Material provided:
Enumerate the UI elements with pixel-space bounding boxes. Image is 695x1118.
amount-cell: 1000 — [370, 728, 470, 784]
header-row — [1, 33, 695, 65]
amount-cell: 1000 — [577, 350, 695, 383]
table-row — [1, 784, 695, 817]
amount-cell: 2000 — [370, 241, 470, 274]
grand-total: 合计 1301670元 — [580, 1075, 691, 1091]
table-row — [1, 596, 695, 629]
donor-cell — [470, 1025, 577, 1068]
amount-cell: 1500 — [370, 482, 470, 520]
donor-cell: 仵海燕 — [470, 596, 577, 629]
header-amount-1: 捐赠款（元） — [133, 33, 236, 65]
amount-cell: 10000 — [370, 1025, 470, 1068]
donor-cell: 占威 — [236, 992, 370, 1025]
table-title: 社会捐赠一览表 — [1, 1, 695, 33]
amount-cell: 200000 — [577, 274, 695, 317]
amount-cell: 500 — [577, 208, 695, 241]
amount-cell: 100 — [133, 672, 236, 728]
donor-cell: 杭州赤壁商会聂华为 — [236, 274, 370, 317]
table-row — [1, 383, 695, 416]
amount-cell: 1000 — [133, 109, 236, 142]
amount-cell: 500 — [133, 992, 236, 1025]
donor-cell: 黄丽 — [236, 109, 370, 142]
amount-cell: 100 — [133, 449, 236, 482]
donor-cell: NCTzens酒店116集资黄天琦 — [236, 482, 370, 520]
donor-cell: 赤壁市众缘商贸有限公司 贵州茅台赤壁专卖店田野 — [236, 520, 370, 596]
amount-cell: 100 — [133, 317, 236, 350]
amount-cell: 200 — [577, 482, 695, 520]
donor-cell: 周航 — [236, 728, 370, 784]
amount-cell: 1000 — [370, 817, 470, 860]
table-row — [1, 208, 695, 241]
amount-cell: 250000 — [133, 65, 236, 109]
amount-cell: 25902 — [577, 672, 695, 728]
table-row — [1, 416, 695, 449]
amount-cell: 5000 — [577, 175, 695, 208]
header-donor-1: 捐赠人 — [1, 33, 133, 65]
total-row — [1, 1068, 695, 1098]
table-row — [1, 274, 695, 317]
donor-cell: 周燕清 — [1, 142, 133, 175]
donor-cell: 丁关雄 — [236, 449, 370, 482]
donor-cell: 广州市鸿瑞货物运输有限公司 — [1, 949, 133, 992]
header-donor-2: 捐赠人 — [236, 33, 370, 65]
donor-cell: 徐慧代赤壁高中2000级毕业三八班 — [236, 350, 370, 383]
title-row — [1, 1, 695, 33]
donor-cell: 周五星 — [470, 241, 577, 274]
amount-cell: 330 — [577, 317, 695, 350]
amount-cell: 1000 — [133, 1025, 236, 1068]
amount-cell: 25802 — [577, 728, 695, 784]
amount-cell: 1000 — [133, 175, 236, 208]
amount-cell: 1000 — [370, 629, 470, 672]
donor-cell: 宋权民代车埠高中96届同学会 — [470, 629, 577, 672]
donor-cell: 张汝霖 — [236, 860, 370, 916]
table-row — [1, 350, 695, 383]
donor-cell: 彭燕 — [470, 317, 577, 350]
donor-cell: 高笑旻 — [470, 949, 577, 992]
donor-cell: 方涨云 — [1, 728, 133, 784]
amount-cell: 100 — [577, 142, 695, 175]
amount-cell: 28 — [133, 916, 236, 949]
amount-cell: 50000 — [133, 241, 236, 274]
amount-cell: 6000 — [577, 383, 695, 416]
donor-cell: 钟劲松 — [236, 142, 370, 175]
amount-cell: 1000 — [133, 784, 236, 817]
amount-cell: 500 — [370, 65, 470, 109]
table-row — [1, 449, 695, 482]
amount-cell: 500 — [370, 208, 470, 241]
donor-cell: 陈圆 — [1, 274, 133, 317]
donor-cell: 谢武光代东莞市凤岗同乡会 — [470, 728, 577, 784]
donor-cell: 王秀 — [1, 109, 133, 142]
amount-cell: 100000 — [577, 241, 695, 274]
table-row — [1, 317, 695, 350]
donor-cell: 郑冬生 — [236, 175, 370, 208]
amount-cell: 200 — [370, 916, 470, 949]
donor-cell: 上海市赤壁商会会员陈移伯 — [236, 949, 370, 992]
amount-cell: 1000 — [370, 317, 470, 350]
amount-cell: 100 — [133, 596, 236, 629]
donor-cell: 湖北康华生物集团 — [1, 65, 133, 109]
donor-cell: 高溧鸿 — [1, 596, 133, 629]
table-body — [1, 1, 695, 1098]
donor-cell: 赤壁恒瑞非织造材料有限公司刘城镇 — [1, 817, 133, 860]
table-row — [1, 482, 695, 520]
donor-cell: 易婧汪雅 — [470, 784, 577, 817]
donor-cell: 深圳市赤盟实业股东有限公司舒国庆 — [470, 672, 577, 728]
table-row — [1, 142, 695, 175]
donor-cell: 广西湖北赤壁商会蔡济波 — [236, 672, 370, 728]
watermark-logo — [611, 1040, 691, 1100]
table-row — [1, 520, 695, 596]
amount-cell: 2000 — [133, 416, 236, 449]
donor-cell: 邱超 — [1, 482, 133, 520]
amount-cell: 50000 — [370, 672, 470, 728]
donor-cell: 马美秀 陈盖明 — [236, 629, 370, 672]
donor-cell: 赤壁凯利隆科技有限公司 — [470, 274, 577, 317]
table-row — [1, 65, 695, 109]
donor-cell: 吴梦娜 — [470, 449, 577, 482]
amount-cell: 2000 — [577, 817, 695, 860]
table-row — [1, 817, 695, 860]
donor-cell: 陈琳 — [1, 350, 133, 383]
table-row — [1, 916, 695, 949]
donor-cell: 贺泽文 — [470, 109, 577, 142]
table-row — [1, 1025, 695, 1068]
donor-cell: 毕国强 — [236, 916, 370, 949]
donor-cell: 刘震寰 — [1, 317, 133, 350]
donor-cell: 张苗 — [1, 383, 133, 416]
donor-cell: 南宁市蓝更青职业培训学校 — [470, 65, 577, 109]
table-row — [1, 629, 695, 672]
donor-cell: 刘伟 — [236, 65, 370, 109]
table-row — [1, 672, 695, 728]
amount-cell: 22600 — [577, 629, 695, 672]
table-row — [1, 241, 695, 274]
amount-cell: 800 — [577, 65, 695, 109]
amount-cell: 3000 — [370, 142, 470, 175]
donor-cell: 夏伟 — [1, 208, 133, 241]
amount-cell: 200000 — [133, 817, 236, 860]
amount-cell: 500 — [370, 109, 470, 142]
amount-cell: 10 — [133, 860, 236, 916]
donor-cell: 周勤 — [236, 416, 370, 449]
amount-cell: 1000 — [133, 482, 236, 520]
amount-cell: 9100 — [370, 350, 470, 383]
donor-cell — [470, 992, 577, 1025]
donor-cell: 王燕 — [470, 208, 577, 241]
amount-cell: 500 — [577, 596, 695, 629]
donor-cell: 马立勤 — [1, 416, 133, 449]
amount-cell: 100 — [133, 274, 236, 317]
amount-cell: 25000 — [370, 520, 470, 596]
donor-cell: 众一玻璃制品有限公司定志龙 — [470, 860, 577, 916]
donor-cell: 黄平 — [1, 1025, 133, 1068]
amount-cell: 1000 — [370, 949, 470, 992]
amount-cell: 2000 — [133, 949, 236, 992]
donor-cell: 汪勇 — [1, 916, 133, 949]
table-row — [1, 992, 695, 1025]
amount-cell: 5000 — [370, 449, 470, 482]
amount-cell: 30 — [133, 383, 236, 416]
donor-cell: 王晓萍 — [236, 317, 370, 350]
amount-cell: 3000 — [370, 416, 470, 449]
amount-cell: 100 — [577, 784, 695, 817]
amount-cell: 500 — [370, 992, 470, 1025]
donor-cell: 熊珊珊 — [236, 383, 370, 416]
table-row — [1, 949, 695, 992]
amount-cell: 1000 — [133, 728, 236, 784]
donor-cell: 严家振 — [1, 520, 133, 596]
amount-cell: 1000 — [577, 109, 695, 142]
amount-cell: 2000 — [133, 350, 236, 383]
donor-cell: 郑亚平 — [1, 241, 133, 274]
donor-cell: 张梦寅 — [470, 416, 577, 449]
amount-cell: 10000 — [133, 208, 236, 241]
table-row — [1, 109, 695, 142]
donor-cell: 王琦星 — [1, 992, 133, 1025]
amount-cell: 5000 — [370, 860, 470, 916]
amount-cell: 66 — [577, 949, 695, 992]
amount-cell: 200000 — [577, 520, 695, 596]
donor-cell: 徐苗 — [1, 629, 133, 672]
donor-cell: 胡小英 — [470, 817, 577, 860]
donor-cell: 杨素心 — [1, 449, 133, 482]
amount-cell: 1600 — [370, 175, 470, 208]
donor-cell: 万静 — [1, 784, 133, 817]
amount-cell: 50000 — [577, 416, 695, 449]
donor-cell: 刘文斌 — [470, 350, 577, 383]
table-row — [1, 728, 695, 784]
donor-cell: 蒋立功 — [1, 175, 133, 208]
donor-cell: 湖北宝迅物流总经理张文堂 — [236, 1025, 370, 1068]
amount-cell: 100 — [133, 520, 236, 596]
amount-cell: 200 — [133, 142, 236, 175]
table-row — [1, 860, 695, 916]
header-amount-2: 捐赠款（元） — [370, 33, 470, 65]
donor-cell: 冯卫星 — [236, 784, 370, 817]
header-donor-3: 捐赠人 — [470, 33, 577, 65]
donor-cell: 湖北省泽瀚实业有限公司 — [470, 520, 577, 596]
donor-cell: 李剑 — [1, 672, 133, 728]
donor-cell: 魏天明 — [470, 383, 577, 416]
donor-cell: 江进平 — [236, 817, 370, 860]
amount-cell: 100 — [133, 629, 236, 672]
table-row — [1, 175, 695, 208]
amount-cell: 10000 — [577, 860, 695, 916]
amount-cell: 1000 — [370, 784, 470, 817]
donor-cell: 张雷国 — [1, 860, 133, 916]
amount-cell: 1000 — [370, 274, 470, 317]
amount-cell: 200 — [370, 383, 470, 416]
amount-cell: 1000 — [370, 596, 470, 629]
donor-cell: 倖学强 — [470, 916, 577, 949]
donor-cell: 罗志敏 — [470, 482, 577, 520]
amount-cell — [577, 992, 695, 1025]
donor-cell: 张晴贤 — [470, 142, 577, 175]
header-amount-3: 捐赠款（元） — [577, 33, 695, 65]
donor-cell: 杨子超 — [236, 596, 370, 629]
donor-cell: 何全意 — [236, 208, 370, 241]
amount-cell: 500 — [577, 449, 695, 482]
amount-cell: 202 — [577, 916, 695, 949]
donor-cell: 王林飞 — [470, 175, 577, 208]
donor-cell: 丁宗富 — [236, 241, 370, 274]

Given request: Set down, word for word, the rows from the first line above through the line containing "donor-cell — [470, 1025, 577, 1068]", including both.

Result of this exercise:
Enumerate the UI elements with pixel-space bounding boxes. Image is 695x1118.
amount-cell: 1000 — [370, 728, 470, 784]
header-row — [1, 33, 695, 65]
amount-cell: 1000 — [577, 350, 695, 383]
table-row — [1, 784, 695, 817]
amount-cell: 2000 — [370, 241, 470, 274]
grand-total: 合计 1301670元 — [580, 1075, 691, 1091]
table-row — [1, 596, 695, 629]
donor-cell — [470, 1025, 577, 1068]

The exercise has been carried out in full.